Dataset content start

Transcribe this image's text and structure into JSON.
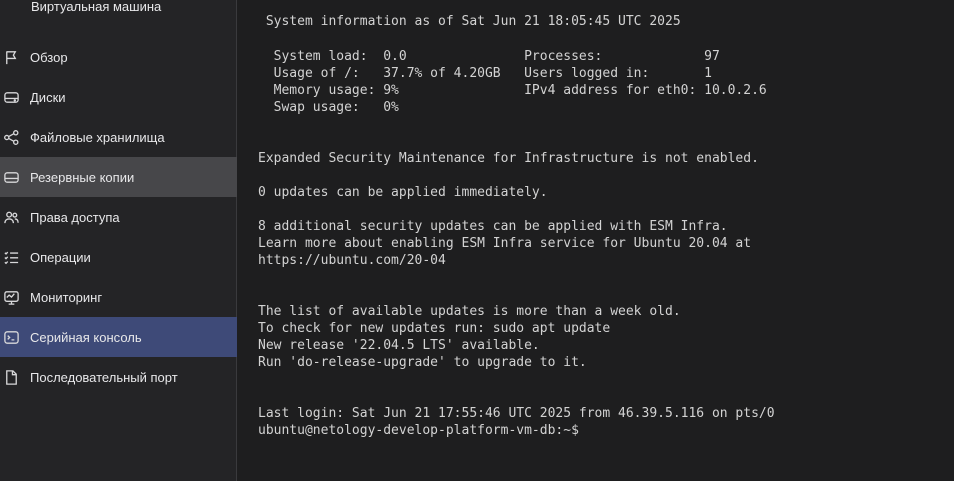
{
  "sidebar": {
    "title": "Виртуальная машина",
    "items": [
      {
        "label": "Обзор",
        "icon": "flag-icon"
      },
      {
        "label": "Диски",
        "icon": "disk-icon"
      },
      {
        "label": "Файловые хранилища",
        "icon": "share-icon"
      },
      {
        "label": "Резервные копии",
        "icon": "backup-icon"
      },
      {
        "label": "Права доступа",
        "icon": "users-icon"
      },
      {
        "label": "Операции",
        "icon": "list-icon"
      },
      {
        "label": "Мониторинг",
        "icon": "monitor-icon"
      },
      {
        "label": "Серийная консоль",
        "icon": "console-icon"
      },
      {
        "label": "Последовательный порт",
        "icon": "file-icon"
      }
    ],
    "hover_index": 3,
    "active_index": 7
  },
  "colors": {
    "sidebar_bg": "#242426",
    "hover_bg": "#47474a",
    "active_bg": "#3e4a78",
    "terminal_bg": "#1e1e1f",
    "terminal_text": "#d3d3d3"
  },
  "terminal": {
    "lines": [
      " System information as of Sat Jun 21 18:05:45 UTC 2025",
      "",
      "  System load:  0.0               Processes:             97",
      "  Usage of /:   37.7% of 4.20GB   Users logged in:       1",
      "  Memory usage: 9%                IPv4 address for eth0: 10.0.2.6",
      "  Swap usage:   0%",
      "",
      "",
      "Expanded Security Maintenance for Infrastructure is not enabled.",
      "",
      "0 updates can be applied immediately.",
      "",
      "8 additional security updates can be applied with ESM Infra.",
      "Learn more about enabling ESM Infra service for Ubuntu 20.04 at",
      "https://ubuntu.com/20-04",
      "",
      "",
      "",
      "The list of available updates is more than a week old.",
      "To check for new updates run: sudo apt update",
      "New release '22.04.5 LTS' available.",
      "Run 'do-release-upgrade' to upgrade to it.",
      "",
      "",
      "Last login: Sat Jun 21 17:55:46 UTC 2025 from 46.39.5.116 on pts/0",
      "ubuntu@netology-develop-platform-vm-db:~$"
    ]
  }
}
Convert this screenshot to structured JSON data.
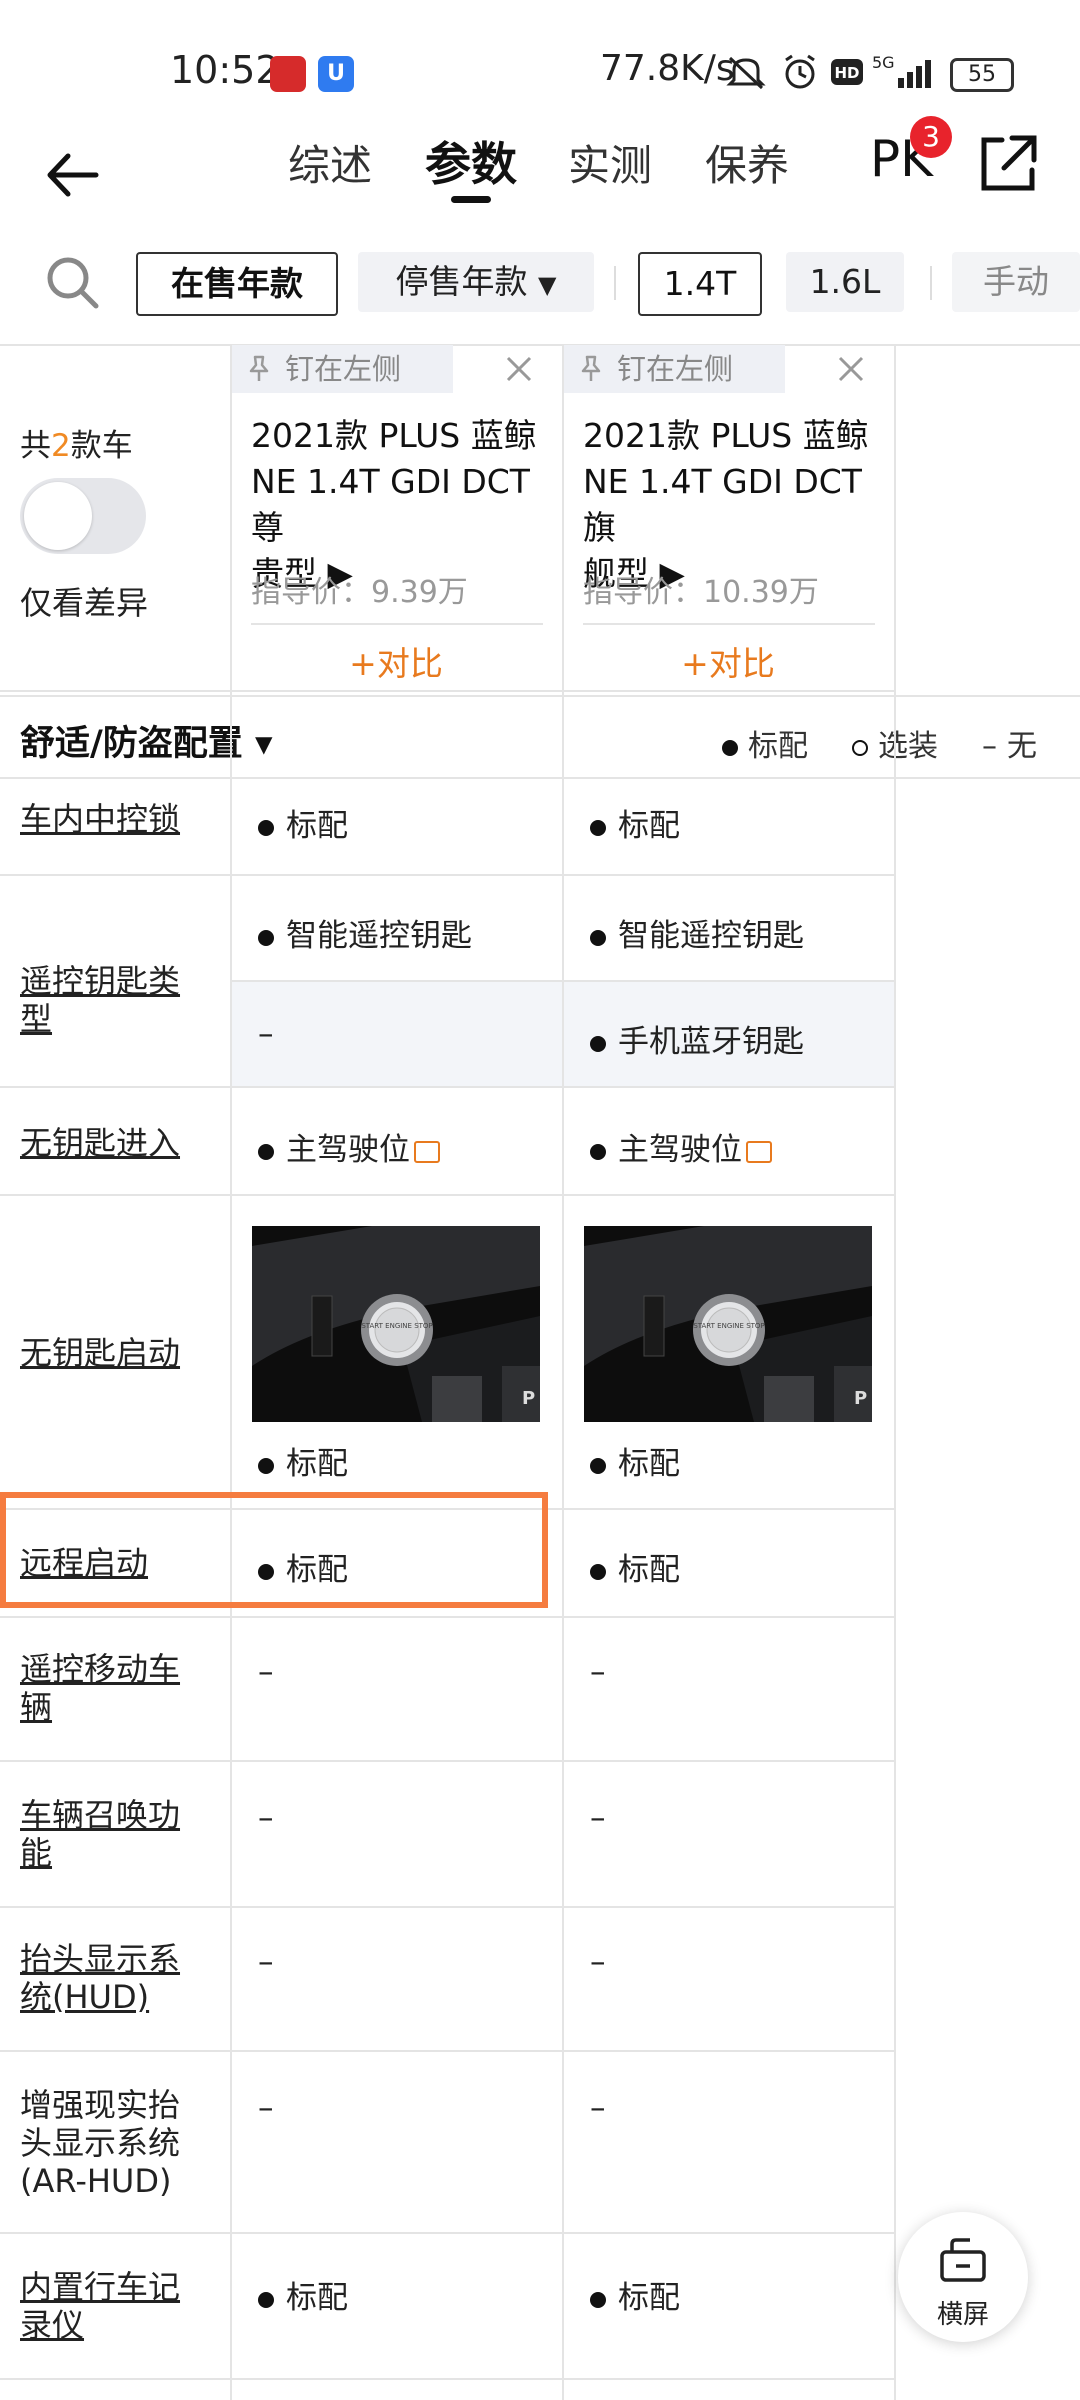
{
  "status_bar": {
    "time": "10:52",
    "net_speed": "77.8K/s",
    "network": "5G",
    "battery": "55"
  },
  "nav": {
    "tabs": [
      "综述",
      "参数",
      "实测",
      "保养"
    ],
    "active_tab": "参数",
    "pk_label": "PK",
    "pk_count": "3"
  },
  "filters": {
    "chips": [
      "在售年款",
      "停售年款",
      "1.4T",
      "1.6L",
      "手动"
    ]
  },
  "compare": {
    "count_prefix": "共",
    "count": "2",
    "count_suffix": "款车",
    "diff_only_label": "仅看差异",
    "pin_label": "钉在左侧",
    "add_label": "+对比",
    "cars": [
      {
        "name_line1": "2021款 PLUS 蓝鲸",
        "name_line2": "NE 1.4T GDI DCT尊",
        "name_line3": "贵型 ▶",
        "price": "指导价：9.39万"
      },
      {
        "name_line1": "2021款 PLUS 蓝鲸",
        "name_line2": "NE 1.4T GDI DCT旗",
        "name_line3": "舰型 ▶",
        "price": "指导价：10.39万"
      }
    ]
  },
  "section": {
    "title": "舒适/防盗配置 ▾",
    "legend_std": "标配",
    "legend_opt": "选装",
    "legend_none": "无"
  },
  "rows": {
    "r1": {
      "label": "车内中控锁",
      "c1": "标配",
      "c2": "标配"
    },
    "r2": {
      "label": "遥控钥匙类型",
      "c1a": "智能遥控钥匙",
      "c2a": "智能遥控钥匙",
      "c1b": "–",
      "c2b": "手机蓝牙钥匙"
    },
    "r3": {
      "label": "无钥匙进入",
      "c1": "主驾驶位",
      "c2": "主驾驶位"
    },
    "r4": {
      "label": "无钥匙启动",
      "c1": "标配",
      "c2": "标配",
      "photo_text": "START ENGINE STOP"
    },
    "r5": {
      "label": "远程启动",
      "c1": "标配",
      "c2": "标配"
    },
    "r6": {
      "label_l1": "遥控移动车",
      "label_l2": "辆",
      "c1": "–",
      "c2": "–"
    },
    "r7": {
      "label_l1": "车辆召唤功",
      "label_l2": "能",
      "c1": "–",
      "c2": "–"
    },
    "r8": {
      "label_l1": "抬头显示系",
      "label_l2": "统(HUD)",
      "c1": "–",
      "c2": "–"
    },
    "r9": {
      "label_l1": "增强现实抬",
      "label_l2": "头显示系统",
      "label_l3": "(AR-HUD)",
      "c1": "–",
      "c2": "–"
    },
    "r10": {
      "label_l1": "内置行车记",
      "label_l2": "录仪",
      "c1": "标配",
      "c2": "标配"
    }
  },
  "fab": {
    "label": "横屏"
  },
  "colors": {
    "accent": "#e87a1e",
    "highlight": "#f57c40",
    "badge": "#e8232c"
  }
}
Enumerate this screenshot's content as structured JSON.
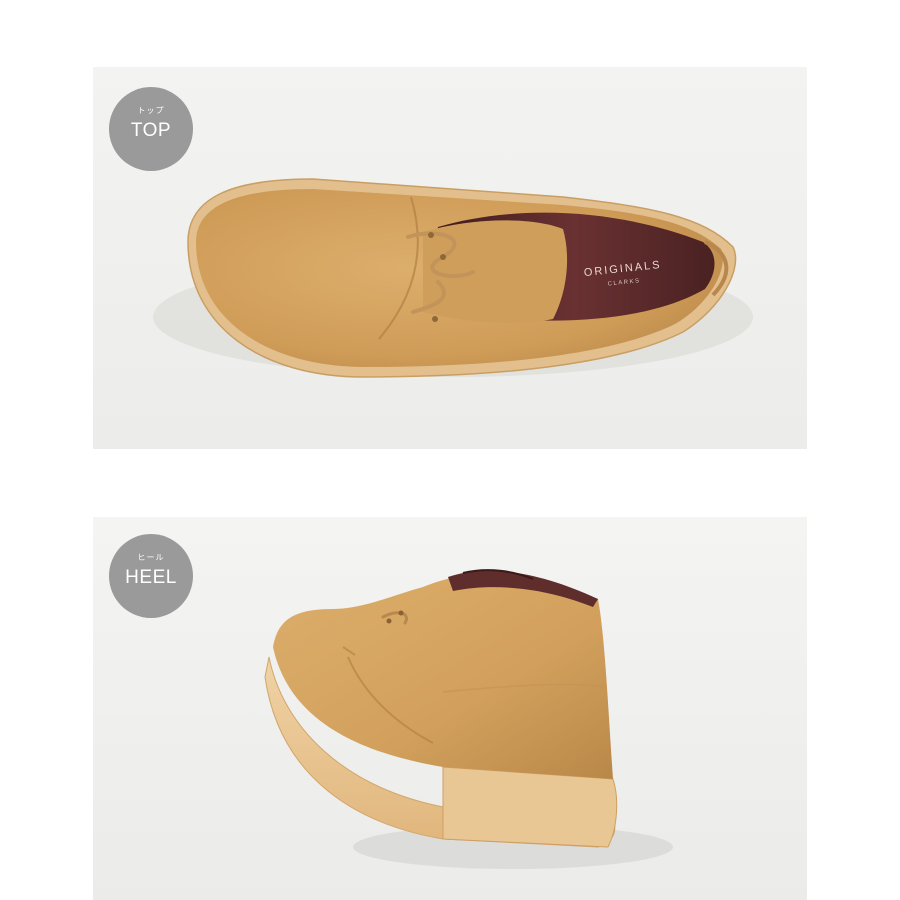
{
  "panels": [
    {
      "id": "top",
      "badge_kana": "トップ",
      "badge_label": "TOP",
      "insole_text_main": "ORIGINALS",
      "insole_text_sub": "CLARKS"
    },
    {
      "id": "heel",
      "badge_kana": "ヒール",
      "badge_label": "HEEL"
    }
  ],
  "colors": {
    "badge": "#9a9a9a",
    "suede": "#d4a35f",
    "sole": "#e8c99a",
    "lining": "#5a2a2a"
  }
}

Dataset content end

Repeat the records above exactly, leaving out the pictures.

Transcribe this image's text and structure into JSON.
{
  "sidebar": {
    "title": "Виртуальная машина",
    "items": [
      {
        "label": "Обзор",
        "icon": "flag-icon"
      },
      {
        "label": "Диски",
        "icon": "disk-icon"
      },
      {
        "label": "Файловые хранилища",
        "icon": "share-icon"
      },
      {
        "label": "Резервные копии",
        "icon": "backup-icon"
      },
      {
        "label": "Права доступа",
        "icon": "users-icon"
      },
      {
        "label": "Операции",
        "icon": "list-icon"
      },
      {
        "label": "Мониторинг",
        "icon": "monitor-icon"
      },
      {
        "label": "Серийная консоль",
        "icon": "console-icon"
      },
      {
        "label": "Последовательный порт",
        "icon": "file-icon"
      }
    ],
    "hover_index": 3,
    "active_index": 7
  },
  "colors": {
    "sidebar_bg": "#242426",
    "hover_bg": "#47474a",
    "active_bg": "#3e4a78",
    "terminal_bg": "#1e1e1f",
    "terminal_text": "#d3d3d3"
  },
  "terminal": {
    "lines": [
      " System information as of Sat Jun 21 18:05:45 UTC 2025",
      "",
      "  System load:  0.0               Processes:             97",
      "  Usage of /:   37.7% of 4.20GB   Users logged in:       1",
      "  Memory usage: 9%                IPv4 address for eth0: 10.0.2.6",
      "  Swap usage:   0%",
      "",
      "",
      "Expanded Security Maintenance for Infrastructure is not enabled.",
      "",
      "0 updates can be applied immediately.",
      "",
      "8 additional security updates can be applied with ESM Infra.",
      "Learn more about enabling ESM Infra service for Ubuntu 20.04 at",
      "https://ubuntu.com/20-04",
      "",
      "",
      "",
      "The list of available updates is more than a week old.",
      "To check for new updates run: sudo apt update",
      "New release '22.04.5 LTS' available.",
      "Run 'do-release-upgrade' to upgrade to it.",
      "",
      "",
      "Last login: Sat Jun 21 17:55:46 UTC 2025 from 46.39.5.116 on pts/0",
      "ubuntu@netology-develop-platform-vm-db:~$"
    ]
  }
}
Convert this screenshot to structured JSON data.
{
  "status_bar": {
    "time": "10:52",
    "net_speed": "77.8K/s",
    "network": "5G",
    "battery": "55"
  },
  "nav": {
    "tabs": [
      "综述",
      "参数",
      "实测",
      "保养"
    ],
    "active_tab": "参数",
    "pk_label": "PK",
    "pk_count": "3"
  },
  "filters": {
    "chips": [
      "在售年款",
      "停售年款",
      "1.4T",
      "1.6L",
      "手动"
    ]
  },
  "compare": {
    "count_prefix": "共",
    "count": "2",
    "count_suffix": "款车",
    "diff_only_label": "仅看差异",
    "pin_label": "钉在左侧",
    "add_label": "+对比",
    "cars": [
      {
        "name_line1": "2021款 PLUS 蓝鲸",
        "name_line2": "NE 1.4T GDI DCT尊",
        "name_line3": "贵型 ▶",
        "price": "指导价：9.39万"
      },
      {
        "name_line1": "2021款 PLUS 蓝鲸",
        "name_line2": "NE 1.4T GDI DCT旗",
        "name_line3": "舰型 ▶",
        "price": "指导价：10.39万"
      }
    ]
  },
  "section": {
    "title": "舒适/防盗配置 ▾",
    "legend_std": "标配",
    "legend_opt": "选装",
    "legend_none": "无"
  },
  "rows": {
    "r1": {
      "label": "车内中控锁",
      "c1": "标配",
      "c2": "标配"
    },
    "r2": {
      "label": "遥控钥匙类型",
      "c1a": "智能遥控钥匙",
      "c2a": "智能遥控钥匙",
      "c1b": "–",
      "c2b": "手机蓝牙钥匙"
    },
    "r3": {
      "label": "无钥匙进入",
      "c1": "主驾驶位",
      "c2": "主驾驶位"
    },
    "r4": {
      "label": "无钥匙启动",
      "c1": "标配",
      "c2": "标配",
      "photo_text": "START ENGINE STOP"
    },
    "r5": {
      "label": "远程启动",
      "c1": "标配",
      "c2": "标配"
    },
    "r6": {
      "label_l1": "遥控移动车",
      "label_l2": "辆",
      "c1": "–",
      "c2": "–"
    },
    "r7": {
      "label_l1": "车辆召唤功",
      "label_l2": "能",
      "c1": "–",
      "c2": "–"
    },
    "r8": {
      "label_l1": "抬头显示系",
      "label_l2": "统(HUD)",
      "c1": "–",
      "c2": "–"
    },
    "r9": {
      "label_l1": "增强现实抬",
      "label_l2": "头显示系统",
      "label_l3": "(AR-HUD)",
      "c1": "–",
      "c2": "–"
    },
    "r10": {
      "label_l1": "内置行车记",
      "label_l2": "录仪",
      "c1": "标配",
      "c2": "标配"
    }
  },
  "fab": {
    "label": "横屏"
  },
  "colors": {
    "accent": "#e87a1e",
    "highlight": "#f57c40",
    "badge": "#e8232c"
  }
}
Enumerate this screenshot's content as structured JSON.
{
  "panels": [
    {
      "id": "top",
      "badge_kana": "トップ",
      "badge_label": "TOP",
      "insole_text_main": "ORIGINALS",
      "insole_text_sub": "CLARKS"
    },
    {
      "id": "heel",
      "badge_kana": "ヒール",
      "badge_label": "HEEL"
    }
  ],
  "colors": {
    "badge": "#9a9a9a",
    "suede": "#d4a35f",
    "sole": "#e8c99a",
    "lining": "#5a2a2a"
  }
}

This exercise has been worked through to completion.